■ **Written exercise**
Copy each line below that contains "within".

■ **Source data**
——

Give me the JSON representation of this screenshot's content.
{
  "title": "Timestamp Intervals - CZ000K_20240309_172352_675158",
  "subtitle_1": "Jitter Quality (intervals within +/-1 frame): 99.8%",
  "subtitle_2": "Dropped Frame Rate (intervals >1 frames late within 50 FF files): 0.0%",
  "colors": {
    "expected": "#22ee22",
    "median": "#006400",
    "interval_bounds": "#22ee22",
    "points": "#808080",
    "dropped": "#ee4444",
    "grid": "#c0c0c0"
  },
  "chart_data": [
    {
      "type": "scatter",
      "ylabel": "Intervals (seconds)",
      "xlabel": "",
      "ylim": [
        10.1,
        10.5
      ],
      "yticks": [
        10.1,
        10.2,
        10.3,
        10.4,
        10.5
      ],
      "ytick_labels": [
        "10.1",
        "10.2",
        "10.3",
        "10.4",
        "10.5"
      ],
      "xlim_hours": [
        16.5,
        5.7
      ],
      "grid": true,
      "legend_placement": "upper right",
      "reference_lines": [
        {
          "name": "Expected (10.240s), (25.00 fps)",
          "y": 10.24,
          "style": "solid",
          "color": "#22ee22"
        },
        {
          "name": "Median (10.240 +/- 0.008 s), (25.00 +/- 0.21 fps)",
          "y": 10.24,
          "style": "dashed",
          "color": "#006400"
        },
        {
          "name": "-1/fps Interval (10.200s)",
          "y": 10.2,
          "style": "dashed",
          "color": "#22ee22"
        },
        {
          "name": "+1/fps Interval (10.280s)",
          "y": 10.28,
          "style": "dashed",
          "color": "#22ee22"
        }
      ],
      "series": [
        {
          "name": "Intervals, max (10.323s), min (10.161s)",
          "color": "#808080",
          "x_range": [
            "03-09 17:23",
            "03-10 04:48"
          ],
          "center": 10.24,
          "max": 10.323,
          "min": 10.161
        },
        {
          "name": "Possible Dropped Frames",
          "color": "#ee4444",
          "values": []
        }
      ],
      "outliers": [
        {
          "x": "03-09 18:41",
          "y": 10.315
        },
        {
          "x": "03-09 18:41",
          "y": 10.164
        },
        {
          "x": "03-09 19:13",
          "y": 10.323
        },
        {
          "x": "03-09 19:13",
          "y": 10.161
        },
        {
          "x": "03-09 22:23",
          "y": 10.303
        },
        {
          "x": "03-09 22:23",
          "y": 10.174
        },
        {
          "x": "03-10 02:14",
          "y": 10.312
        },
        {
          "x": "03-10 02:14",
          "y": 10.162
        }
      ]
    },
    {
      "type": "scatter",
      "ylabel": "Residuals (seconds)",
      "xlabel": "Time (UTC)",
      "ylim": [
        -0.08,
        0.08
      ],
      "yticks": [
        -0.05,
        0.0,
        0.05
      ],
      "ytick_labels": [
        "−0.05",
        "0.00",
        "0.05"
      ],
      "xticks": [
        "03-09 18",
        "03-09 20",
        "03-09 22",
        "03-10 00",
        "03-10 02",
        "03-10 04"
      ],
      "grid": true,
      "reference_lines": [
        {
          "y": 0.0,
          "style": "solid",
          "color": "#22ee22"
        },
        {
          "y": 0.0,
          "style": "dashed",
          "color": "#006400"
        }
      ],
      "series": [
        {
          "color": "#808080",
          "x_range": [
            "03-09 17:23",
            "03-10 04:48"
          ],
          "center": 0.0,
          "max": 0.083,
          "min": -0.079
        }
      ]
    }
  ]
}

——

■ **Full answer**
  "subtitle_1": "Jitter Quality (intervals within +/-1 frame): 99.8%",
  "subtitle_2": "Dropped Frame Rate (intervals >1 frames late within 50 FF files): 0.0%",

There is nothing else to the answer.